- Direction
Search the data for the word "State". Reproduce every line where it is found.

»»

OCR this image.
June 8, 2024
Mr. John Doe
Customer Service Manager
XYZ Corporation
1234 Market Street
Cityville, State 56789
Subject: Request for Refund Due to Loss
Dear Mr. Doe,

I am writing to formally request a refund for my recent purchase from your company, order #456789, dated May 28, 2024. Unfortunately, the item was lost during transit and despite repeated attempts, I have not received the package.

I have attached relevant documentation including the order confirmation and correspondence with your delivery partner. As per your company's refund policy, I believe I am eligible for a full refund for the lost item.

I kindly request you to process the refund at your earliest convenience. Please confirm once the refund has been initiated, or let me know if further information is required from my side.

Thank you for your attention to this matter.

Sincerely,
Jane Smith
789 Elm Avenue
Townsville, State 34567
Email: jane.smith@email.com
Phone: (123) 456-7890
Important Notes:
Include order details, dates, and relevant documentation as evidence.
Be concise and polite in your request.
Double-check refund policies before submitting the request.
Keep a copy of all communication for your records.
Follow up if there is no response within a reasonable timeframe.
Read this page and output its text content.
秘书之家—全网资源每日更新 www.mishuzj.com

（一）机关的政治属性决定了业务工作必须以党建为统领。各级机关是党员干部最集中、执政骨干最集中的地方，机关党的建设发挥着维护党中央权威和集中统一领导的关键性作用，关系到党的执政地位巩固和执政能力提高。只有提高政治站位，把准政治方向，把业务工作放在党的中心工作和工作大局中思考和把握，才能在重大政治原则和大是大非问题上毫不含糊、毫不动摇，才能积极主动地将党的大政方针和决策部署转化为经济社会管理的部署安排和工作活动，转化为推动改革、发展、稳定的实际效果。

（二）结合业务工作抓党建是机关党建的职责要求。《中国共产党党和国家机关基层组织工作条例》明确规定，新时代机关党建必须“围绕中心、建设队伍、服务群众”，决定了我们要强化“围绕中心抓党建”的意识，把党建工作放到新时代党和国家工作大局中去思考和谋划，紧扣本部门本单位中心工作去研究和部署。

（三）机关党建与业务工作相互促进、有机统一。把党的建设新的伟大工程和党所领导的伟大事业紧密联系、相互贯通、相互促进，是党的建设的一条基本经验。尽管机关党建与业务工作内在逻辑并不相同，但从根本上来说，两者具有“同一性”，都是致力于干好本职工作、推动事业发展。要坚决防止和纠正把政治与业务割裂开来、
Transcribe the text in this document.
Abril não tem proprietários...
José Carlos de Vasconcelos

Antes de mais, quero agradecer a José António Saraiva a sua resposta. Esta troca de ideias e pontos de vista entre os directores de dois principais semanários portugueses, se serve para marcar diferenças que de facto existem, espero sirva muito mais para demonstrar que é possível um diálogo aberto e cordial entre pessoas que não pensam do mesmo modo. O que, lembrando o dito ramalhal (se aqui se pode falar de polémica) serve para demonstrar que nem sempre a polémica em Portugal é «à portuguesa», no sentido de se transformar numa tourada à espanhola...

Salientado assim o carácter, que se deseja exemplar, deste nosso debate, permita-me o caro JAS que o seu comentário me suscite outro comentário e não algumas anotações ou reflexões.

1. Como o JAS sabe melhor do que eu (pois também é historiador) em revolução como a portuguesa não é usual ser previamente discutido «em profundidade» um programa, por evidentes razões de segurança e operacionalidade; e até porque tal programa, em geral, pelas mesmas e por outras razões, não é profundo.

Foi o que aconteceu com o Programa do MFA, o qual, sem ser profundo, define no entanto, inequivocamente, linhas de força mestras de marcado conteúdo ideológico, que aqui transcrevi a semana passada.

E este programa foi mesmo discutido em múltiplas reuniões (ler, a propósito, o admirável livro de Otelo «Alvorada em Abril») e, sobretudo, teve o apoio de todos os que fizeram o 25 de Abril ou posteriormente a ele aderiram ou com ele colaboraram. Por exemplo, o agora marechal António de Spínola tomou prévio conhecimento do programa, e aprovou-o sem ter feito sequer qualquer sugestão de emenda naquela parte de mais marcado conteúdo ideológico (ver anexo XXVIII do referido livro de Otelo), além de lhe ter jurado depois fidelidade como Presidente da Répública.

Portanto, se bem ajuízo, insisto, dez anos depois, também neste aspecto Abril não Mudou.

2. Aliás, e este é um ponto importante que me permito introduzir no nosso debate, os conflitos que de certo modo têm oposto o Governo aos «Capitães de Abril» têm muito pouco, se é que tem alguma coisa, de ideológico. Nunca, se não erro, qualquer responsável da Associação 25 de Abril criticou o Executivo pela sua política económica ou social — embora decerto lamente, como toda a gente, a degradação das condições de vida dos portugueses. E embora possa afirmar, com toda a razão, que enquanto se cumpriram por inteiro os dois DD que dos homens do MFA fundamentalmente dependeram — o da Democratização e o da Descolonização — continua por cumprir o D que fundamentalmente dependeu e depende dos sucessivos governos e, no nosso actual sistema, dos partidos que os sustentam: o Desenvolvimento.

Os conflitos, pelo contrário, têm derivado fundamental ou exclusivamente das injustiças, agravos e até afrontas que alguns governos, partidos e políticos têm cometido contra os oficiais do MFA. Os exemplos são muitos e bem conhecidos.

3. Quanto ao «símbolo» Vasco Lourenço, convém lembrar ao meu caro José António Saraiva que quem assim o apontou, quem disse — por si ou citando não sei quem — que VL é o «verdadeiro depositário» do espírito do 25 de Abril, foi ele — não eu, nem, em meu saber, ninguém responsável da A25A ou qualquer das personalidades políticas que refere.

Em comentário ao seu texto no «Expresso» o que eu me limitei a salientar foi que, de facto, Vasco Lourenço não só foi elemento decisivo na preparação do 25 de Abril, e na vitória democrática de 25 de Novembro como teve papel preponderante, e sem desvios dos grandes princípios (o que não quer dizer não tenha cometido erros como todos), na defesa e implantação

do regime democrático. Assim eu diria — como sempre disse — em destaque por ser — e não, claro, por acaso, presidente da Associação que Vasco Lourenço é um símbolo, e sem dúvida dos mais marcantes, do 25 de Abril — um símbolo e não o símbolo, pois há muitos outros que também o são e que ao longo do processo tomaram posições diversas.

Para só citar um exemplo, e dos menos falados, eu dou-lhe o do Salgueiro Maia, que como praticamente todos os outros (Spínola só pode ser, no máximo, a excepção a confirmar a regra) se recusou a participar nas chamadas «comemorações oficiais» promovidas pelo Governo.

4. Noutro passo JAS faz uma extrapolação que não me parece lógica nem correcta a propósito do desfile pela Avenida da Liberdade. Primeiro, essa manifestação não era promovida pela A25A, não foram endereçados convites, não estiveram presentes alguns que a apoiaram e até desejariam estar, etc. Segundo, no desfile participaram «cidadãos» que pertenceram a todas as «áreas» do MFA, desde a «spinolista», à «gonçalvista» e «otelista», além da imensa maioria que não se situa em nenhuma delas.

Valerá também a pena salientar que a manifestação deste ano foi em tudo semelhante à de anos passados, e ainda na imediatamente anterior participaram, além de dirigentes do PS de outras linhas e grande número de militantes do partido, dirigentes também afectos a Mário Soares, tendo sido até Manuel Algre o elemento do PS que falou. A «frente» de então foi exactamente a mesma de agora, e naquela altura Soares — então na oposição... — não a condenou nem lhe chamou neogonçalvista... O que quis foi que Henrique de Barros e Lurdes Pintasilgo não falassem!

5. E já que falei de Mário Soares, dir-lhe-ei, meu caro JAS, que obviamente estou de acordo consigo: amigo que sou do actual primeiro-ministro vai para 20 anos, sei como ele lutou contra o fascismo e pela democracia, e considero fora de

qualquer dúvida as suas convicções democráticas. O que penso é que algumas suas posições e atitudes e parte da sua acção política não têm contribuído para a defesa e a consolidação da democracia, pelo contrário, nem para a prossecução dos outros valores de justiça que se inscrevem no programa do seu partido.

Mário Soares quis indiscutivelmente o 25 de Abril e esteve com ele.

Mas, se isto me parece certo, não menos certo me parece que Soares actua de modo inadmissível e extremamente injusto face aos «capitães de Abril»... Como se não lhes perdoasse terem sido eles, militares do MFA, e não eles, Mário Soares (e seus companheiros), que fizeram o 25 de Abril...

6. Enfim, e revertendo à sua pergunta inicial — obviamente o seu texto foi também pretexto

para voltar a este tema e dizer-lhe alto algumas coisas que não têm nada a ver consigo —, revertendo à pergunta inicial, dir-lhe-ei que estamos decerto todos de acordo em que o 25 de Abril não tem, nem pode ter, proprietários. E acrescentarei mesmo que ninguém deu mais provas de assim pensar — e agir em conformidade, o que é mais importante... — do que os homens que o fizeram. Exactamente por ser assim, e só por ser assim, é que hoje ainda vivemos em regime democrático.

««

- The response
Cityville, State 56789
Townsville, State 34567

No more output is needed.